Collection entries:
==*==

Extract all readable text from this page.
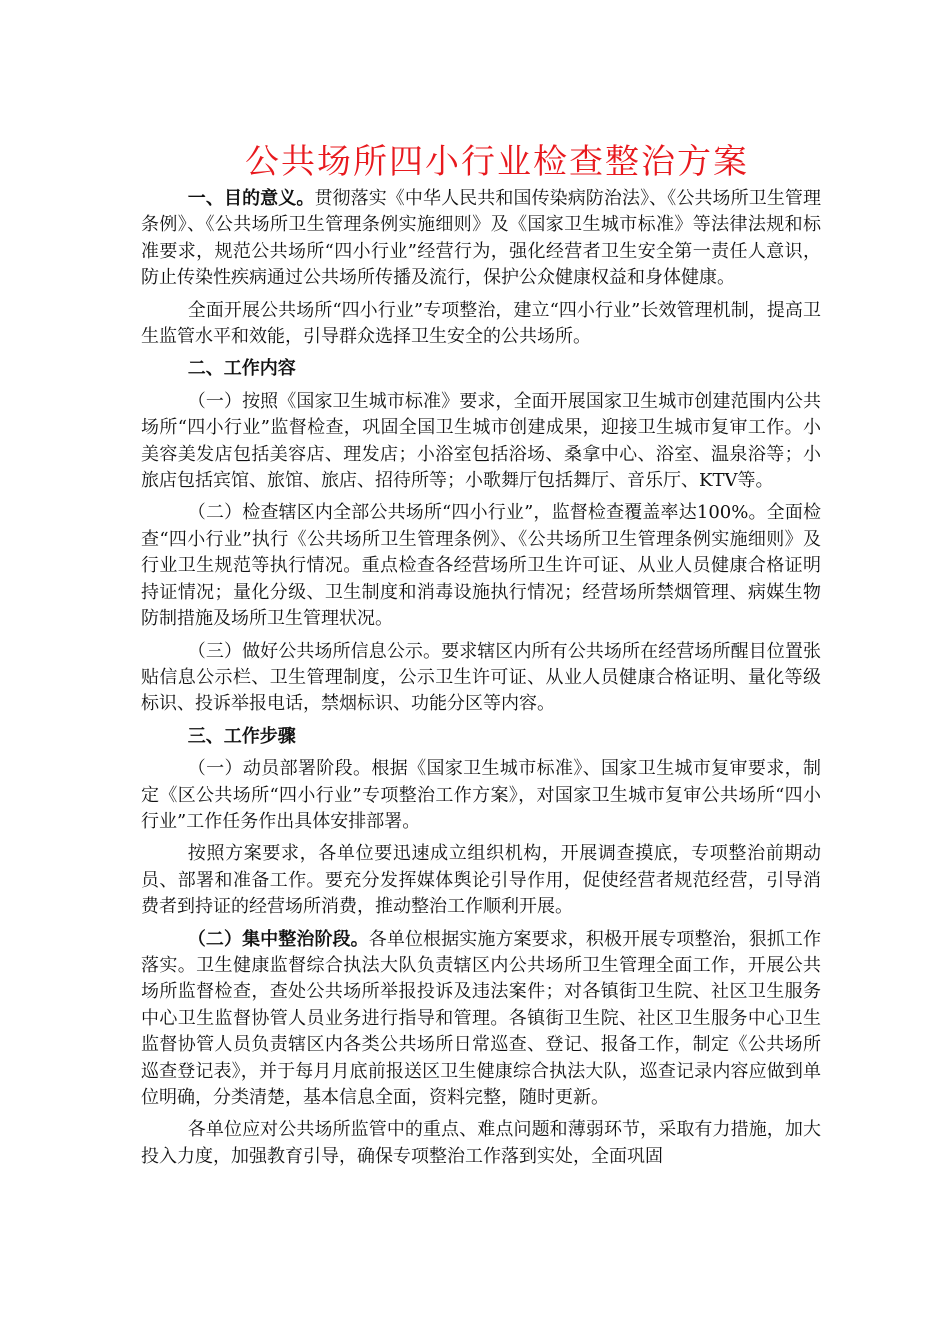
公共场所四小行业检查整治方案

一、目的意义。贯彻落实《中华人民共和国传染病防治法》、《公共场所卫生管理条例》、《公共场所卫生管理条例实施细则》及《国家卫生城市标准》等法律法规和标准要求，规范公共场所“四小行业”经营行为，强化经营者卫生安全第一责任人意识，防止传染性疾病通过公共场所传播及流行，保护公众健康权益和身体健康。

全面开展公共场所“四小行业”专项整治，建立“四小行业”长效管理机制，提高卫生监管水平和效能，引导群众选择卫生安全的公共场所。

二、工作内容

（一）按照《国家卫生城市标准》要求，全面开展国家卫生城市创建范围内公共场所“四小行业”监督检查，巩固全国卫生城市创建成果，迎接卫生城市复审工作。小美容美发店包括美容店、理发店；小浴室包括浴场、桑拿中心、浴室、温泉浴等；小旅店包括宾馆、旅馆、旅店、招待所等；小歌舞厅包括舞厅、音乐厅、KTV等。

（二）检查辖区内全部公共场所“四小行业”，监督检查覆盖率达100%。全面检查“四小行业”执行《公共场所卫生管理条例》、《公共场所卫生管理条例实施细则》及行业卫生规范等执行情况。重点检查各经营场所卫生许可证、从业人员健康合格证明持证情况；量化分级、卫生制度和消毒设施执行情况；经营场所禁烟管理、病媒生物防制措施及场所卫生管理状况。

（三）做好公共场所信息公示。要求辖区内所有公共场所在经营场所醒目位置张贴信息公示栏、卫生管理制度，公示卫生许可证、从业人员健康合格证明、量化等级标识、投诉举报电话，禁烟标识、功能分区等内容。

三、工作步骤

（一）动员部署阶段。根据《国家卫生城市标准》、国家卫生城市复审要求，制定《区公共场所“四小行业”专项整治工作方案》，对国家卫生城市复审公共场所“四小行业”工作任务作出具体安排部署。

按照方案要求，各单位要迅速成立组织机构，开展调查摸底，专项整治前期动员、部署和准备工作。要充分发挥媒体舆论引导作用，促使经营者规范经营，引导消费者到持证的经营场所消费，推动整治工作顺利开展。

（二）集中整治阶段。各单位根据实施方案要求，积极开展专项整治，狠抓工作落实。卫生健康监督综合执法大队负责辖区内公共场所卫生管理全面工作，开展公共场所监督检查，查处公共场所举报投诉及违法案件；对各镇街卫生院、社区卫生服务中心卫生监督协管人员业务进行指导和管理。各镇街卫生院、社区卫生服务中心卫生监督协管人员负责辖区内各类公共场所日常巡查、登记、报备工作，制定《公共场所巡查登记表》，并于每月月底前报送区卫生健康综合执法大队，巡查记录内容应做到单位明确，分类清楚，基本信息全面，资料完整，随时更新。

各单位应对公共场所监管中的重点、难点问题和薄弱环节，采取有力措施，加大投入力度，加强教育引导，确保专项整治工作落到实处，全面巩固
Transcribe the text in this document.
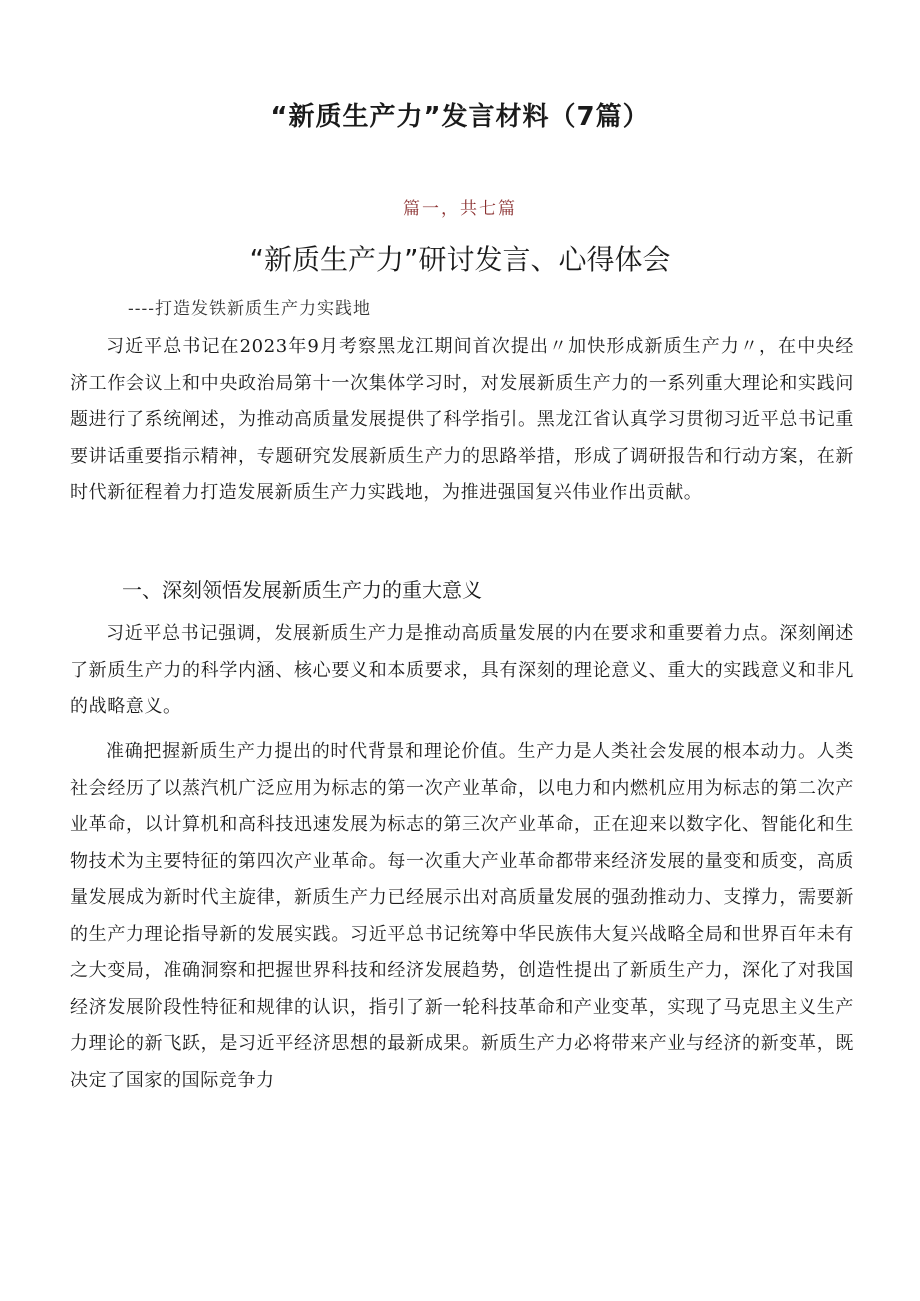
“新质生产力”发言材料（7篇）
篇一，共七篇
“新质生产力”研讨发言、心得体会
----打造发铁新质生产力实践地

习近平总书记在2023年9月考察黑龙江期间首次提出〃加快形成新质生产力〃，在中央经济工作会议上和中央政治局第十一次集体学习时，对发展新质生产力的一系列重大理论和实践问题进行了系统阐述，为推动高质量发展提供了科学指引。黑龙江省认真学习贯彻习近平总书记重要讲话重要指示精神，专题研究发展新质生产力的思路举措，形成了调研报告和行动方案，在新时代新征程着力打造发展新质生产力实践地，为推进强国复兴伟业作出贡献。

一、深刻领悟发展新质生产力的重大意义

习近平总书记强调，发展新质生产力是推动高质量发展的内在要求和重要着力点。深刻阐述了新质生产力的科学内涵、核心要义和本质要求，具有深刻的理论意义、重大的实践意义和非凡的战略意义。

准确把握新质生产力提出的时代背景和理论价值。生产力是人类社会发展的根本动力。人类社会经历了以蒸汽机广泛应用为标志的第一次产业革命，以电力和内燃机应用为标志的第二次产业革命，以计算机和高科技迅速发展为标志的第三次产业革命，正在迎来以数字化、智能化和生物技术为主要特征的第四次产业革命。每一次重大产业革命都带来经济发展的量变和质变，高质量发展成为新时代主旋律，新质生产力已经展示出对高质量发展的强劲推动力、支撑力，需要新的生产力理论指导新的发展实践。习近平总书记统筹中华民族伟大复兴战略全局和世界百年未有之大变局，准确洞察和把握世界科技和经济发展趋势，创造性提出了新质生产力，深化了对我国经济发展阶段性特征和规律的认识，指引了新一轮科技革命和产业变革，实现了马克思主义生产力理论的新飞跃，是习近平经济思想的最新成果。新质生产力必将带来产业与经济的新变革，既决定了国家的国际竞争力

==*==

▶ JOB:
Report how many lines in these entries contain "国家卫生城市标准". Answer with the number only.

▶ WRITTEN RESPONSE:
3